#### [Task instructions]
Show every line below where "required" can be found.

######

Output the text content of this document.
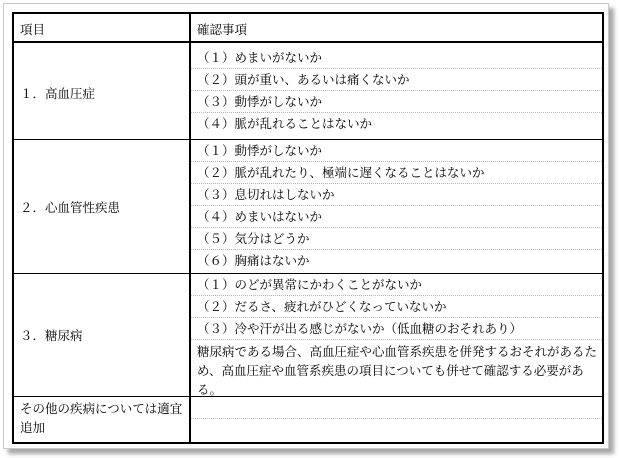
項目	確認事項
１．高血圧症
（１）めまいがないか
（２）頭が重い、あるいは痛くないか
（３）動悸がしないか
（４）脈が乱れることはないか
２．心血管性疾患
（１）動悸がしないか
（２）脈が乱れたり、極端に遅くなることはないか
（３）息切れはしないか
（４）めまいはないか
（５）気分はどうか
（６）胸痛はないか
３．糖尿病
（１）のどが異常にかわくことがないか
（２）だるさ、疲れがひどくなっていないか
（３）冷や汗が出る感じがないか（低血糖のおそれあり）
糖尿病である場合、高血圧症や心血管系疾患を併発するおそれがあるため、高血圧症や血管系疾患の項目についても併せて確認する必要がある。
その他の疾病については適宜追加
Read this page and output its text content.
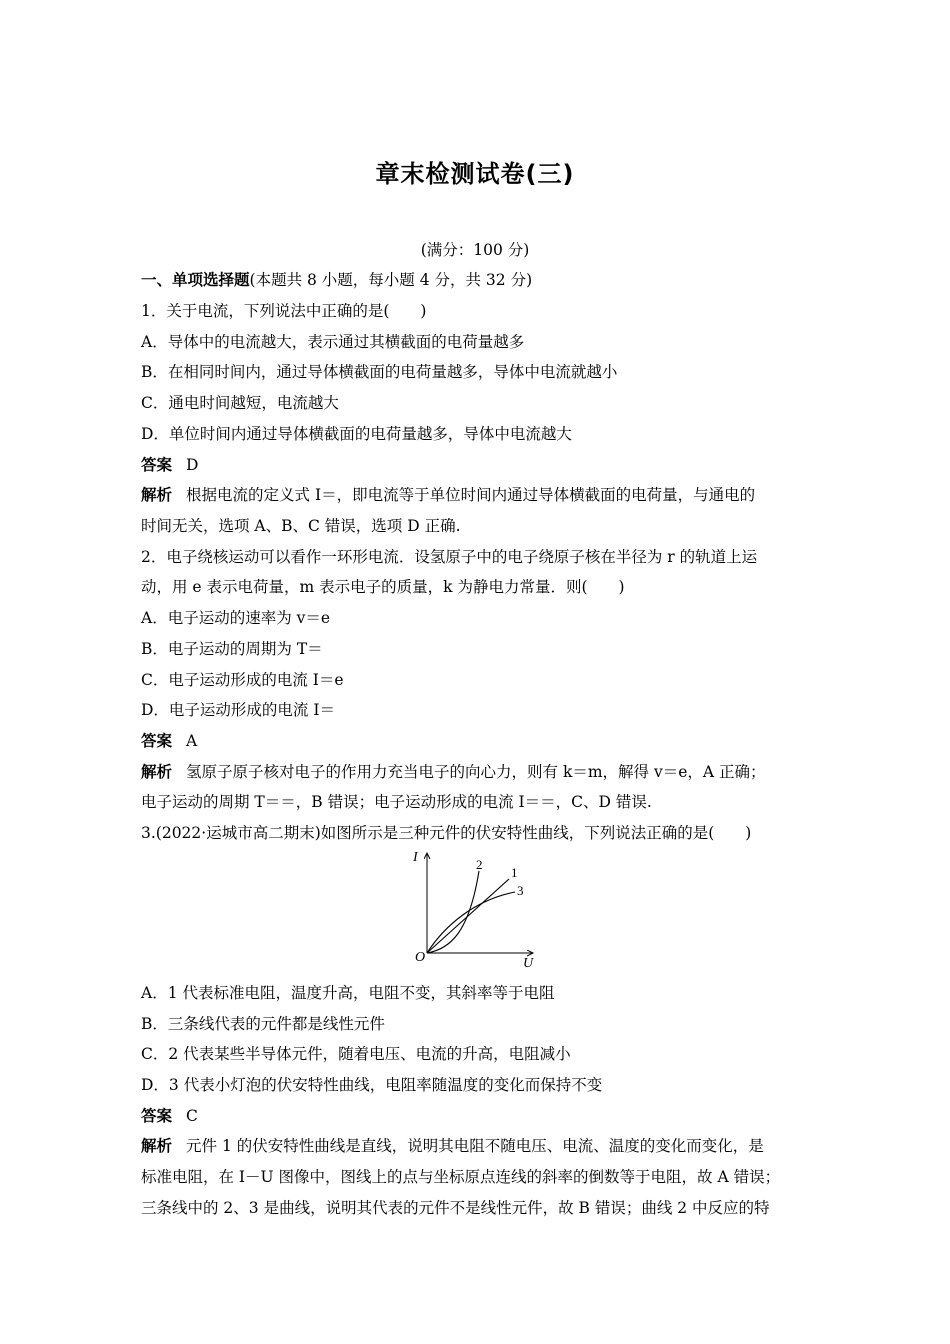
章末检测试卷(三)
(满分：100 分)
一、单项选择题(本题共 8 小题，每小题 4 分，共 32 分)
1．关于电流，下列说法中正确的是(　　)
A．导体中的电流越大，表示通过其横截面的电荷量越多
B．在相同时间内，通过导体横截面的电荷量越多，导体中电流就越小
C．通电时间越短，电流越大
D．单位时间内通过导体横截面的电荷量越多，导体中电流越大
答案 D
解析 根据电流的定义式 I＝，即电流等于单位时间内通过导体横截面的电荷量，与通电的
时间无关，选项 A、B、C 错误，选项 D 正确.
2．电子绕核运动可以看作一环形电流．设氢原子中的电子绕原子核在半径为 r 的轨道上运
动，用 e 表示电荷量，m 表示电子的质量，k 为静电力常量．则(　　)
A．电子运动的速率为 v＝e
B．电子运动的周期为 T＝
C．电子运动形成的电流 I＝e
D．电子运动形成的电流 I＝
答案 A
解析 氢原子原子核对电子的作用力充当电子的向心力，则有 k＝m，解得 v＝e，A 正确；
电子运动的周期 T＝＝，B 错误；电子运动形成的电流 I＝＝，C、D 错误.
3.(2022·运城市高二期末)如图所示是三种元件的伏安特性曲线，下列说法正确的是(　　)
I
U
O
2
1
3
A．1 代表标准电阻，温度升高，电阻不变，其斜率等于电阻
B．三条线代表的元件都是线性元件
C．2 代表某些半导体元件，随着电压、电流的升高，电阻减小
D．3 代表小灯泡的伏安特性曲线，电阻率随温度的变化而保持不变
答案 C
解析 元件 1 的伏安特性曲线是直线，说明其电阻不随电压、电流、温度的变化而变化，是
标准电阻，在 I－U 图像中，图线上的点与坐标原点连线的斜率的倒数等于电阻，故 A 错误；
三条线中的 2、3 是曲线，说明其代表的元件不是线性元件，故 B 错误；曲线 2 中反应的特
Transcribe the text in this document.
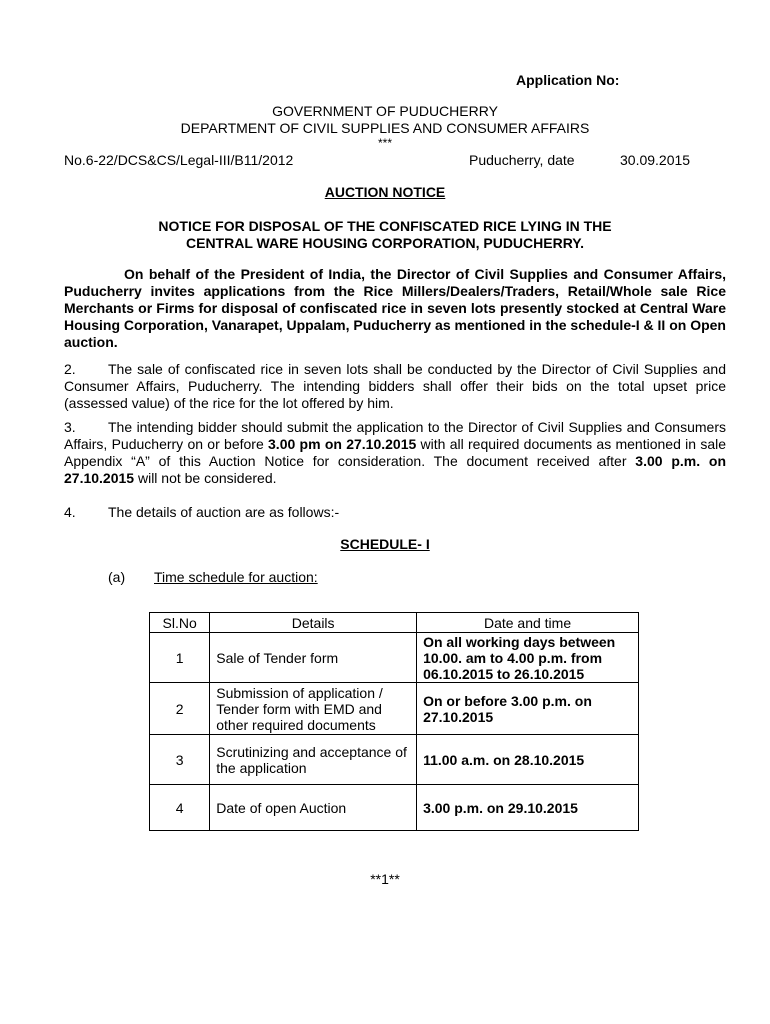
Application No:
GOVERNMENT OF PUDUCHERRY
DEPARTMENT OF CIVIL SUPPLIES AND CONSUMER AFFAIRS
***
No.6-22/DCS&CS/Legal-III/B11/2012	Puducherry, date	30.09.2015
AUCTION NOTICE
NOTICE FOR DISPOSAL OF THE CONFISCATED RICE LYING IN THE
CENTRAL WARE HOUSING CORPORATION, PUDUCHERRY.

On behalf of the President of India, the Director of Civil Supplies and Consumer Affairs, Puducherry invites applications from the Rice Millers/Dealers/Traders, Retail/Whole sale Rice Merchants or Firms for disposal of confiscated rice in seven lots presently stocked at Central Ware Housing Corporation, Vanarapet, Uppalam, Puducherry as mentioned in the schedule-I & II on Open auction.

2. The sale of confiscated rice in seven lots shall be conducted by the Director of Civil Supplies and Consumer Affairs, Puducherry. The intending bidders shall offer their bids on the total upset price (assessed value) of the rice for the lot offered by him.

3. The intending bidder should submit the application to the Director of Civil Supplies and Consumers Affairs, Puducherry on or before 3.00 pm on 27.10.2015 with all required documents as mentioned in sale Appendix “A” of this Auction Notice for consideration. The document received after 3.00 p.m. on 27.10.2015 will not be considered.

4. The details of auction are as follows:-

SCHEDULE- I
(a) Time schedule for auction:
Sl.No	Details	Date and time
1	Sale of Tender form	On all working days between 10.00. am to 4.00 p.m. from 06.10.2015 to 26.10.2015
2	Submission of application / Tender form with EMD and other required documents	On or before 3.00 p.m. on 27.10.2015
3	Scrutinizing and acceptance of the application	11.00 a.m. on 28.10.2015
4	Date of open Auction	3.00 p.m. on 29.10.2015
**1**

######

#### [Complete output]
3. The intending bidder should submit the application to the Director of Civil Supplies and Consumers Affairs, Puducherry on or before 3.00 pm on 27.10.2015 with all required documents as mentioned in sale Appendix “A” of this Auction Notice for consideration. The document received after 3.00 p.m. on 27.10.2015 will not be considered.
2	Submission of application / Tender form with EMD and other required documents	On or before 3.00 p.m. on 27.10.2015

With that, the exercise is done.